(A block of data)
-------------------------

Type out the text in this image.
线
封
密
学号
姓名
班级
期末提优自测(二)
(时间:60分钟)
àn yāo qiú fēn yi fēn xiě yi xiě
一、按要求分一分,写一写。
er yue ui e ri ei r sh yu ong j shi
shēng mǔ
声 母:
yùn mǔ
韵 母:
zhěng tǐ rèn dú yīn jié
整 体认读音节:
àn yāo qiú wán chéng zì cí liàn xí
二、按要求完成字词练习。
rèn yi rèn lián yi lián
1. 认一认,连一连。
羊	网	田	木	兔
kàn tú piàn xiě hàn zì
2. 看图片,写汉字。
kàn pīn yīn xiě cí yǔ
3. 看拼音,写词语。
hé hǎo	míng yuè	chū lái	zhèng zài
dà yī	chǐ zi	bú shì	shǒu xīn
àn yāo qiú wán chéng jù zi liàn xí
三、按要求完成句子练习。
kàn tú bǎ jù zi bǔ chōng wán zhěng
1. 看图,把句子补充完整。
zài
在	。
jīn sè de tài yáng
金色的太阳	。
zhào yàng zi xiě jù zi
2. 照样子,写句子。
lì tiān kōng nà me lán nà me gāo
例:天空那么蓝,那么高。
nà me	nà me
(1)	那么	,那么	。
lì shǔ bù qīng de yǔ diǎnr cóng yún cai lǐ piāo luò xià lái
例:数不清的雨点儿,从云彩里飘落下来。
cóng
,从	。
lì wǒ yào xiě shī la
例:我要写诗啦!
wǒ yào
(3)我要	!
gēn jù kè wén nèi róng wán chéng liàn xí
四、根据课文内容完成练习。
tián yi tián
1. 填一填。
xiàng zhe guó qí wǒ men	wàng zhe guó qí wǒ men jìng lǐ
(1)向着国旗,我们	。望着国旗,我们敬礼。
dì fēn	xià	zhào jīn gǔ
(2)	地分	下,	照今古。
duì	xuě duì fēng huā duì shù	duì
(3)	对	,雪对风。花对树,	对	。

-------------------------

■ Given instruction:
All of the entries above should be written out again exactly.

■ Answer to this task:
Type out the text in this image.
线
封
密
学号
姓名
班级
期末提优自测(二)
(时间:60分钟)
àn yāo qiú fēn yi fēn xiě yi xiě
一、按要求分一分,写一写。
er yue ui e ri ei r sh yu ong j shi
shēng mǔ
声 母:
yùn mǔ
韵 母:
zhěng tǐ rèn dú yīn jié
整 体认读音节:
àn yāo qiú wán chéng zì cí liàn xí
二、按要求完成字词练习。
rèn yi rèn lián yi lián
1. 认一认,连一连。
羊	网	田	木	兔
kàn tú piàn xiě hàn zì
2. 看图片,写汉字。
kàn pīn yīn xiě cí yǔ
3. 看拼音,写词语。
hé hǎo	míng yuè	chū lái	zhèng zài
dà yī	chǐ zi	bú shì	shǒu xīn
àn yāo qiú wán chéng jù zi liàn xí
三、按要求完成句子练习。
kàn tú bǎ jù zi bǔ chōng wán zhěng
1. 看图,把句子补充完整。
zài
在	。
jīn sè de tài yáng
金色的太阳	。
zhào yàng zi xiě jù zi
2. 照样子,写句子。
lì tiān kōng nà me lán nà me gāo
例:天空那么蓝,那么高。
nà me	nà me
(1)	那么	,那么	。
lì shǔ bù qīng de yǔ diǎnr cóng yún cai lǐ piāo luò xià lái
例:数不清的雨点儿,从云彩里飘落下来。
cóng
,从	。
lì wǒ yào xiě shī la
例:我要写诗啦!
wǒ yào
(3)我要	!
gēn jù kè wén nèi róng wán chéng liàn xí
四、根据课文内容完成练习。
tián yi tián
1. 填一填。
xiàng zhe guó qí wǒ men	wàng zhe guó qí wǒ men jìng lǐ
(1)向着国旗,我们	。望着国旗,我们敬礼。
dì fēn	xià	zhào jīn gǔ
(2)	地分	下,	照今古。
duì	xuě duì fēng huā duì shù	duì
(3)	对	,雪对风。花对树,	对	。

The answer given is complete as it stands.